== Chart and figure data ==
━━━━━━━━━━━━━━━━━━━━

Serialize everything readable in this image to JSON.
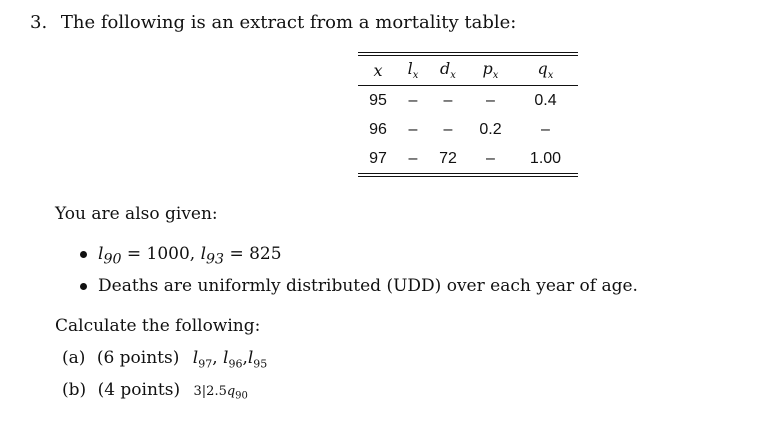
{
  "question": {
    "number": "3.",
    "intro": "The following is an extract from a mortality table:"
  },
  "table": {
    "headers": [
      "x",
      "l",
      "d",
      "p",
      "q"
    ],
    "header_subscript": "x",
    "rows": [
      [
        "95",
        "–",
        "–",
        "–",
        "0.4"
      ],
      [
        "96",
        "–",
        "–",
        "0.2",
        "–"
      ],
      [
        "97",
        "–",
        "72",
        "–",
        "1.00"
      ]
    ]
  },
  "given": {
    "label": "You are also given:",
    "bullet1": {
      "a_sym": "l",
      "a_sub": "90",
      "a_val": "= 1000,",
      "b_sym": "l",
      "b_sub": "93",
      "b_val": "= 825"
    },
    "bullet2": "Deaths are uniformly distributed (UDD) over each year of age."
  },
  "calculate": {
    "label": "Calculate the following:",
    "part_a": {
      "label": "(a)",
      "points": "(6 points)",
      "sym": "l",
      "sub1": "97",
      "sep1": ",",
      "sub2": "96",
      "sep2": ",",
      "sub3": "95"
    },
    "part_b": {
      "label": "(b)",
      "points": "(4 points)",
      "prefix": "3|2.5",
      "sym": "q",
      "sub": "90"
    }
  }
}
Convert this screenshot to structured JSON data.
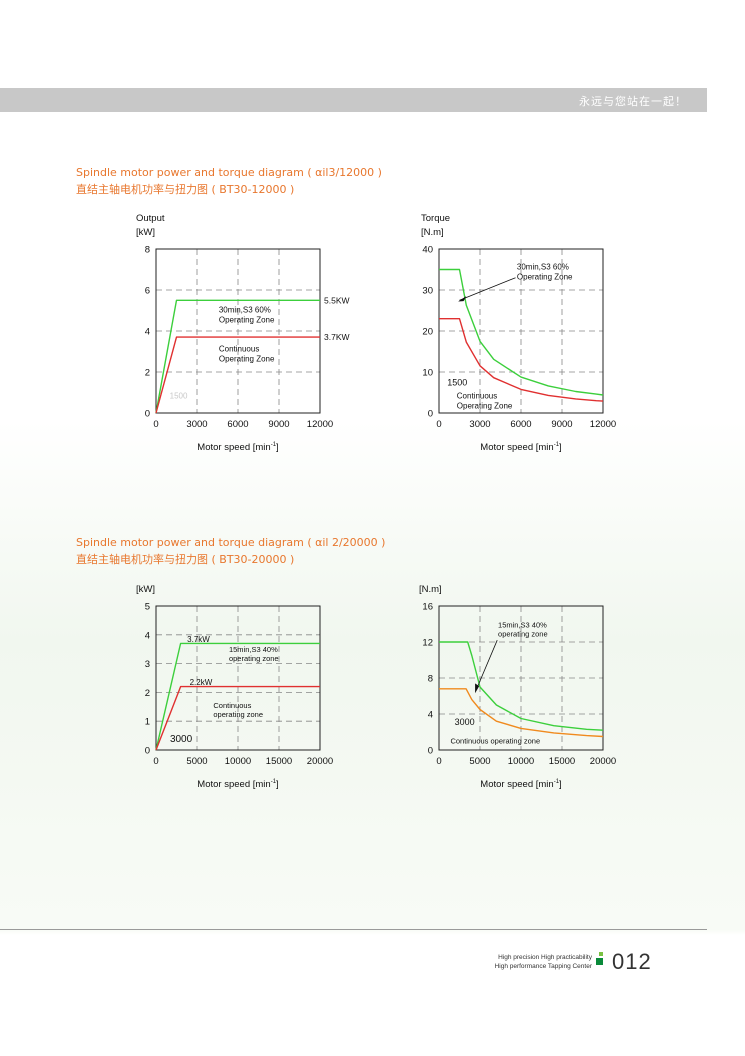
{
  "header": {
    "slogan": "永远与您站在一起！"
  },
  "section1": {
    "title_en": "Spindle motor power and torque diagram ( αil3/12000 )",
    "title_cn": "直结主轴电机功率与扭力图 ( BT30-12000 )"
  },
  "section2": {
    "title_en": "Spindle motor power and torque diagram ( αil 2/20000 )",
    "title_cn": "直结主轴电机功率与扭力图 ( BT30-20000 )"
  },
  "chart_data": [
    {
      "type": "line",
      "ylabel_line1": "Output",
      "ylabel_line2": "[kW]",
      "xlabel": "Motor speed [min",
      "xlim": [
        0,
        12000
      ],
      "ylim": [
        0,
        8
      ],
      "xticks": [
        0,
        3000,
        6000,
        9000,
        12000
      ],
      "yticks": [
        0,
        2,
        4,
        6,
        8
      ],
      "grid": true,
      "series": [
        {
          "color": "#3ccf3c",
          "x": [
            0,
            1500,
            12000
          ],
          "y": [
            0,
            5.5,
            5.5
          ]
        },
        {
          "color": "#e03030",
          "x": [
            0,
            1500,
            12000
          ],
          "y": [
            0,
            3.7,
            3.7
          ]
        }
      ],
      "annotations": {
        "end_label_1": "5.5KW",
        "end_label_2": "3.7KW",
        "zone_1_line1": "30min,S3 60%",
        "zone_1_line2": "Operating Zone",
        "zone_2_line1": "Continuous",
        "zone_2_line2": "Operating Zone",
        "base_speed": "1500"
      }
    },
    {
      "type": "line",
      "ylabel_line1": "Torque",
      "ylabel_line2": "[N.m]",
      "xlabel": "Motor speed [min",
      "xlim": [
        0,
        12000
      ],
      "ylim": [
        0,
        40
      ],
      "xticks": [
        0,
        3000,
        6000,
        9000,
        12000
      ],
      "yticks": [
        0,
        10,
        20,
        30,
        40
      ],
      "grid": true,
      "series": [
        {
          "color": "#3ccf3c",
          "x": [
            0,
            1500,
            2000,
            3000,
            4000,
            6000,
            8000,
            10000,
            11500,
            12000
          ],
          "y": [
            35,
            35,
            26.3,
            17.5,
            13.1,
            8.75,
            6.6,
            5.25,
            4.6,
            4.4
          ]
        },
        {
          "color": "#e03030",
          "x": [
            0,
            1500,
            2000,
            3000,
            4000,
            6000,
            8000,
            10000,
            11500,
            12000
          ],
          "y": [
            23,
            23,
            17.3,
            11.5,
            8.6,
            5.75,
            4.3,
            3.45,
            3.0,
            2.9
          ]
        }
      ],
      "annotations": {
        "zone_1_line1": "30min,S3 60%",
        "zone_1_line2": "Operating Zone",
        "zone_2_line1": "Continuous",
        "zone_2_line2": "Operating Zone",
        "base_speed": "1500"
      }
    },
    {
      "type": "line",
      "ylabel_line1": "",
      "ylabel_line2": "[kW]",
      "xlabel": "Motor speed [min",
      "xlim": [
        0,
        20000
      ],
      "ylim": [
        0,
        5
      ],
      "xticks": [
        0,
        5000,
        10000,
        15000,
        20000
      ],
      "yticks": [
        0,
        1,
        2,
        3,
        4,
        5
      ],
      "grid": true,
      "series": [
        {
          "color": "#3ccf3c",
          "x": [
            0,
            3000,
            20000
          ],
          "y": [
            0,
            3.7,
            3.7
          ]
        },
        {
          "color": "#e03030",
          "x": [
            0,
            3000,
            20000
          ],
          "y": [
            0,
            2.2,
            2.2
          ]
        }
      ],
      "annotations": {
        "end_label_1": "3.7kW",
        "end_label_2": "2.2kW",
        "zone_1_line1": "15min,S3 40%",
        "zone_1_line2": "operating  zone",
        "zone_2_line1": "Continuous",
        "zone_2_line2": "operating  zone",
        "base_speed": "3000"
      }
    },
    {
      "type": "line",
      "ylabel_line1": "",
      "ylabel_line2": "[N.m]",
      "xlabel": "Motor speed [min",
      "xlim": [
        0,
        20000
      ],
      "ylim": [
        0,
        16
      ],
      "xticks": [
        0,
        5000,
        10000,
        15000,
        20000
      ],
      "yticks": [
        0,
        4,
        8,
        12,
        16
      ],
      "grid": true,
      "series": [
        {
          "color": "#3ccf3c",
          "x": [
            0,
            3500,
            4000,
            5000,
            7000,
            10000,
            14000,
            18000,
            20000
          ],
          "y": [
            12,
            12,
            10.5,
            7.0,
            5.0,
            3.5,
            2.7,
            2.3,
            2.2
          ]
        },
        {
          "color": "#f08a1e",
          "x": [
            0,
            3300,
            4000,
            5000,
            7000,
            10000,
            14000,
            18000,
            20000
          ],
          "y": [
            6.8,
            6.8,
            5.6,
            4.5,
            3.2,
            2.4,
            1.9,
            1.6,
            1.5
          ]
        }
      ],
      "annotations": {
        "zone_1_line1": "15min,S3 40%",
        "zone_1_line2": "operating  zone",
        "zone_2_line1": "Continuous operating  zone",
        "base_speed": "3000"
      }
    }
  ],
  "footer": {
    "tagline_line1": "High precision High practicability",
    "tagline_line2": "High performance Tapping Center",
    "page_number": "012"
  }
}
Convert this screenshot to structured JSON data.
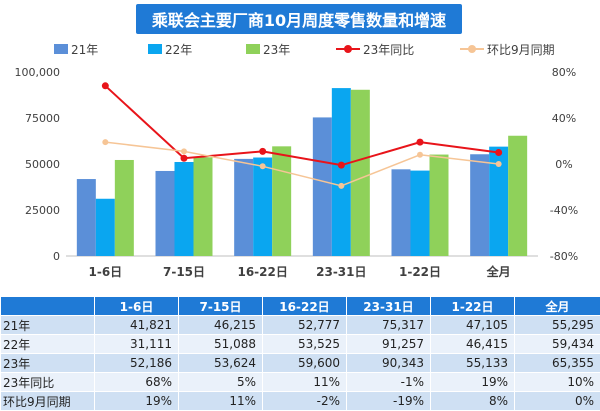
{
  "chart_data": {
    "type": "bar",
    "title": "乘联会主要厂商10月周度零售数量和增速",
    "categories": [
      "1-6日",
      "7-15日",
      "16-22日",
      "23-31日",
      "1-22日",
      "全月"
    ],
    "series": [
      {
        "name": "21年",
        "kind": "bar",
        "axis": "left",
        "color": "#5b8fd8",
        "values": [
          41821,
          46215,
          52777,
          75317,
          47105,
          55295
        ]
      },
      {
        "name": "22年",
        "kind": "bar",
        "axis": "left",
        "color": "#0aa6f0",
        "values": [
          31111,
          51088,
          53525,
          91257,
          46415,
          59434
        ]
      },
      {
        "name": "23年",
        "kind": "bar",
        "axis": "left",
        "color": "#8fd15a",
        "values": [
          52186,
          53624,
          59600,
          90343,
          55133,
          65355
        ]
      },
      {
        "name": "23年同比",
        "kind": "line",
        "axis": "right",
        "color": "#e8141a",
        "values": [
          68,
          5,
          11,
          -1,
          19,
          10
        ]
      },
      {
        "name": "环比9月同期",
        "kind": "line",
        "axis": "right",
        "color": "#f6c596",
        "values": [
          19,
          11,
          -2,
          -19,
          8,
          0
        ]
      }
    ],
    "y_left": {
      "min": 0,
      "max": 100000,
      "ticks": [
        "0",
        "25000",
        "50000",
        "75000",
        "100,000"
      ]
    },
    "y_right": {
      "min": -80,
      "max": 80,
      "ticks": [
        "-80%",
        "-40%",
        "0%",
        "40%",
        "80%"
      ]
    },
    "legend_position": "top",
    "grid": false
  },
  "table": {
    "headers": [
      "",
      "1-6日",
      "7-15日",
      "16-22日",
      "23-31日",
      "1-22日",
      "全月"
    ],
    "rows": [
      {
        "label": "21年",
        "cells": [
          "41,821",
          "46,215",
          "52,777",
          "75,317",
          "47,105",
          "55,295"
        ]
      },
      {
        "label": "22年",
        "cells": [
          "31,111",
          "51,088",
          "53,525",
          "91,257",
          "46,415",
          "59,434"
        ]
      },
      {
        "label": "23年",
        "cells": [
          "52,186",
          "53,624",
          "59,600",
          "90,343",
          "55,133",
          "65,355"
        ]
      },
      {
        "label": "23年同比",
        "cells": [
          "68%",
          "5%",
          "11%",
          "-1%",
          "19%",
          "10%"
        ]
      },
      {
        "label": "环比9月同期",
        "cells": [
          "19%",
          "11%",
          "-2%",
          "-19%",
          "8%",
          "0%"
        ]
      }
    ]
  }
}
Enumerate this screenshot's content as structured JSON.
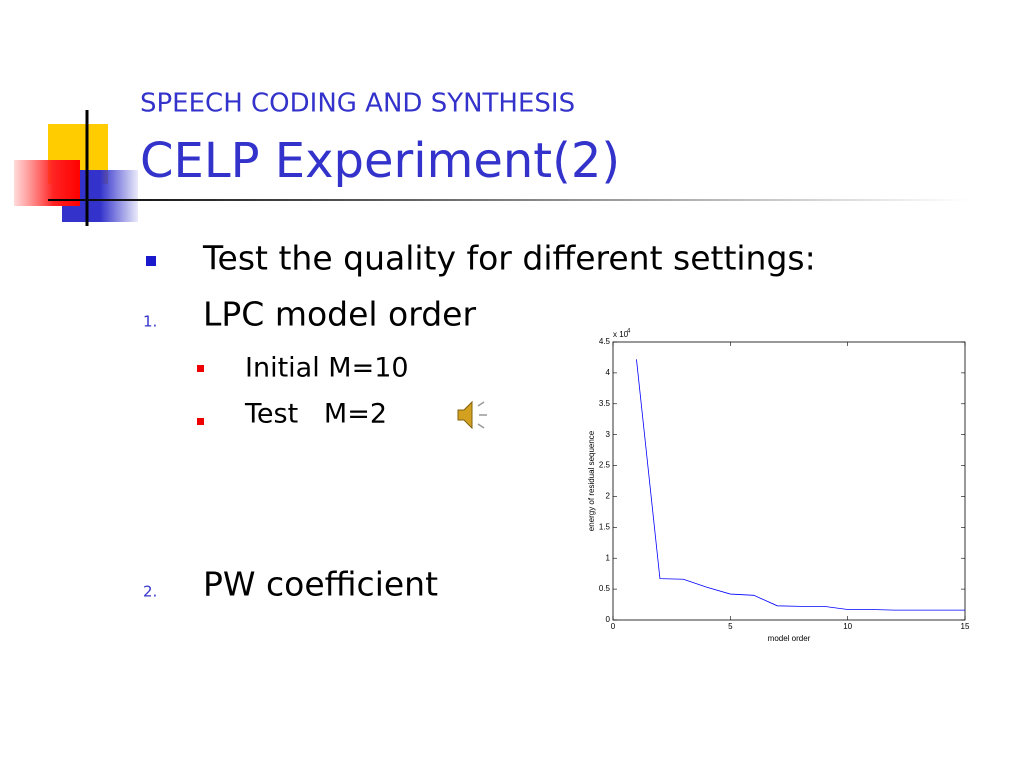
{
  "header": {
    "subtitle": "SPEECH CODING AND SYNTHESIS",
    "title": "CELP Experiment(2)"
  },
  "bullets": [
    {
      "text": "Test the quality for different settings:"
    },
    {
      "marker": "1.",
      "text": "LPC model order",
      "items": [
        "Initial M=10",
        "Test   M=2"
      ]
    },
    {
      "marker": "2.",
      "text": "PW coefficient"
    }
  ],
  "chart_data": {
    "type": "line",
    "x_label": "model order",
    "y_label": "energy of residual sequence",
    "y_multiplier": {
      "base": "x 10",
      "exponent": "4"
    },
    "x": [
      1,
      2,
      3,
      4,
      5,
      6,
      7,
      8,
      9,
      10,
      11,
      12,
      13,
      14,
      15
    ],
    "series": [
      {
        "color": "#0000ff",
        "values": [
          4.22,
          0.67,
          0.66,
          0.53,
          0.42,
          0.4,
          0.23,
          0.22,
          0.22,
          0.17,
          0.17,
          0.16,
          0.16,
          0.16,
          0.16
        ]
      }
    ],
    "xlim": [
      0,
      15
    ],
    "xticks": [
      0,
      5,
      10,
      15
    ],
    "ylim": [
      0,
      4.5
    ],
    "yticks": [
      0,
      0.5,
      1,
      1.5,
      2,
      2.5,
      3,
      3.5,
      4,
      4.5
    ]
  }
}
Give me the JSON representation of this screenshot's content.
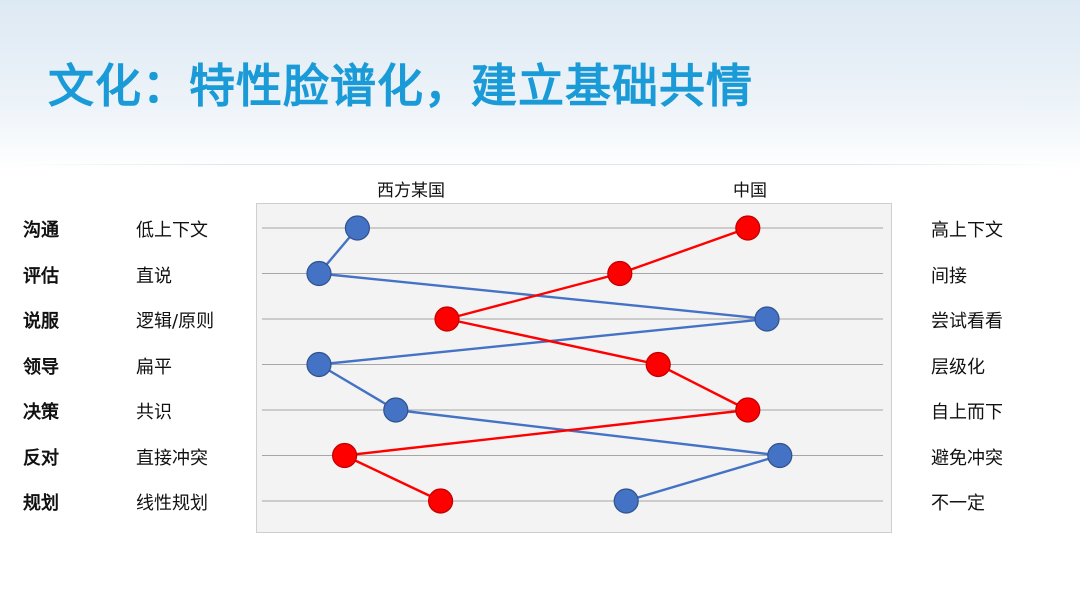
{
  "header": {
    "title": "文化：特性脸谱化，建立基础共情"
  },
  "chart_data": {
    "type": "line",
    "x_range": [
      0,
      100
    ],
    "categories": [
      "沟通",
      "评估",
      "说服",
      "领导",
      "决策",
      "反对",
      "规划"
    ],
    "left_labels": [
      "低上下文",
      "直说",
      "逻辑/原则",
      "扁平",
      "共识",
      "直接冲突",
      "线性规划"
    ],
    "right_labels": [
      "高上下文",
      "间接",
      "尝试看看",
      "层级化",
      "自上而下",
      "避免冲突",
      "不一定"
    ],
    "column_labels": {
      "left": "西方某国",
      "right": "中国"
    },
    "series": [
      {
        "color": "#4472c4",
        "values": [
          16,
          10,
          80,
          10,
          22,
          82,
          58
        ]
      },
      {
        "color": "#ff0000",
        "values": [
          77,
          57,
          30,
          63,
          77,
          14,
          29
        ]
      }
    ]
  }
}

━━━━━━━━━━━━━━━━━━━━

Write out the lines of the listing from the one that holds "Give me the" to the very last line, both included, exactly as they appear and without any pictures.

Give me the JSON representation of this screenshot's content.
{
  "header": {
    "title": "文化：特性脸谱化，建立基础共情"
  },
  "chart_data": {
    "type": "line",
    "x_range": [
      0,
      100
    ],
    "categories": [
      "沟通",
      "评估",
      "说服",
      "领导",
      "决策",
      "反对",
      "规划"
    ],
    "left_labels": [
      "低上下文",
      "直说",
      "逻辑/原则",
      "扁平",
      "共识",
      "直接冲突",
      "线性规划"
    ],
    "right_labels": [
      "高上下文",
      "间接",
      "尝试看看",
      "层级化",
      "自上而下",
      "避免冲突",
      "不一定"
    ],
    "column_labels": {
      "left": "西方某国",
      "right": "中国"
    },
    "series": [
      {
        "color": "#4472c4",
        "values": [
          16,
          10,
          80,
          10,
          22,
          82,
          58
        ]
      },
      {
        "color": "#ff0000",
        "values": [
          77,
          57,
          30,
          63,
          77,
          14,
          29
        ]
      }
    ]
  }
}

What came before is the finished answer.